EXERCISE AIM: Where a line holds "robo", copy it.

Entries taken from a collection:
----------
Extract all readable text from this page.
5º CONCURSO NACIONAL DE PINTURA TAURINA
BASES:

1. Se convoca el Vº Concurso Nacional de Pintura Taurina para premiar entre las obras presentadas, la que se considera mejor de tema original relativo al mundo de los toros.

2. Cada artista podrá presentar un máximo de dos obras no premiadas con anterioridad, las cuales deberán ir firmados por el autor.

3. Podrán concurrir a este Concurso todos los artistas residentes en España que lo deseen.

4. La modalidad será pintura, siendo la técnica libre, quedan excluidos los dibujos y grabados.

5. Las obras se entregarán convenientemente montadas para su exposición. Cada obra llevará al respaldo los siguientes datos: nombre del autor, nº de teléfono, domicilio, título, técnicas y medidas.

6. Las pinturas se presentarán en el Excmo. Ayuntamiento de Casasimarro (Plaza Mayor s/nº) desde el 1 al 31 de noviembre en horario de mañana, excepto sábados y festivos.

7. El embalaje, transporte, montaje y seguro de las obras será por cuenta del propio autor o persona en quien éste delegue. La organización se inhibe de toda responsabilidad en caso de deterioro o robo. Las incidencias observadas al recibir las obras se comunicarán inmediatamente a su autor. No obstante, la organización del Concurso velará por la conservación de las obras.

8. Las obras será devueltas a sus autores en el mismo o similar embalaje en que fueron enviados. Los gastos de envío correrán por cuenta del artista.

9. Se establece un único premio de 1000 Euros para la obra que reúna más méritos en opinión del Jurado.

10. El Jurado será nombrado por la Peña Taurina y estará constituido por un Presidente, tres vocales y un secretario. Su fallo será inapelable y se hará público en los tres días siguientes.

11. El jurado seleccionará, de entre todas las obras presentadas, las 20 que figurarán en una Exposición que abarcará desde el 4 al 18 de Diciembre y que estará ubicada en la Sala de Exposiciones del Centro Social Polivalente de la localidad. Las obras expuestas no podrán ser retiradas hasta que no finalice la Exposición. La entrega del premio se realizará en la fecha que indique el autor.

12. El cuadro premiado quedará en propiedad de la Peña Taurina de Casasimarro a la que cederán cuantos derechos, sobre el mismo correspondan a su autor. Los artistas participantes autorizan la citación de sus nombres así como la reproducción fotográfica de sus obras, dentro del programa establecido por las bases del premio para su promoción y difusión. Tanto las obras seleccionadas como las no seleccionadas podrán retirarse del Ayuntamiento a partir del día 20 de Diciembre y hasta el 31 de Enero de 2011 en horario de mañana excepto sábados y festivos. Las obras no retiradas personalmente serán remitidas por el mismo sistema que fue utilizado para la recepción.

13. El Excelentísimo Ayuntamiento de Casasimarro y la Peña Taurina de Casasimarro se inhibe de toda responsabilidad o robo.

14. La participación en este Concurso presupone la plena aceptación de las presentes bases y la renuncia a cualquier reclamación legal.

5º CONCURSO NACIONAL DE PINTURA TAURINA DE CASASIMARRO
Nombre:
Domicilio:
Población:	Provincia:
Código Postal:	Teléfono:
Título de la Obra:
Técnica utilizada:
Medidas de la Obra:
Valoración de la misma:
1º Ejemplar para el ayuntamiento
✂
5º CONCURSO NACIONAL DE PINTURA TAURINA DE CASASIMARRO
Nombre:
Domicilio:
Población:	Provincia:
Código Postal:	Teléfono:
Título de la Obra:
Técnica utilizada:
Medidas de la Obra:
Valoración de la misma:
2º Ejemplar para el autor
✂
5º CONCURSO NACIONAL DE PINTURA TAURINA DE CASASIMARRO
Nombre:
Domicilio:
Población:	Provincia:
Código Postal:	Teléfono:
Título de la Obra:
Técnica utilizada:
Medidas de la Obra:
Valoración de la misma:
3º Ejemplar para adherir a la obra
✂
----------
RESULT:
7. El embalaje, transporte, montaje y seguro de las obras será por cuenta del propio autor o persona en quien éste delegue. La organización se inhibe de toda responsabilidad en caso de deterioro o robo. Las incidencias observadas al recibir las obras se comunicarán inmediatamente a su autor. No obstante, la organización del Concurso velará por la conservación de las obras.
13. El Excelentísimo Ayuntamiento de Casasimarro y la Peña Taurina de Casasimarro se inhibe de toda responsabilidad o robo.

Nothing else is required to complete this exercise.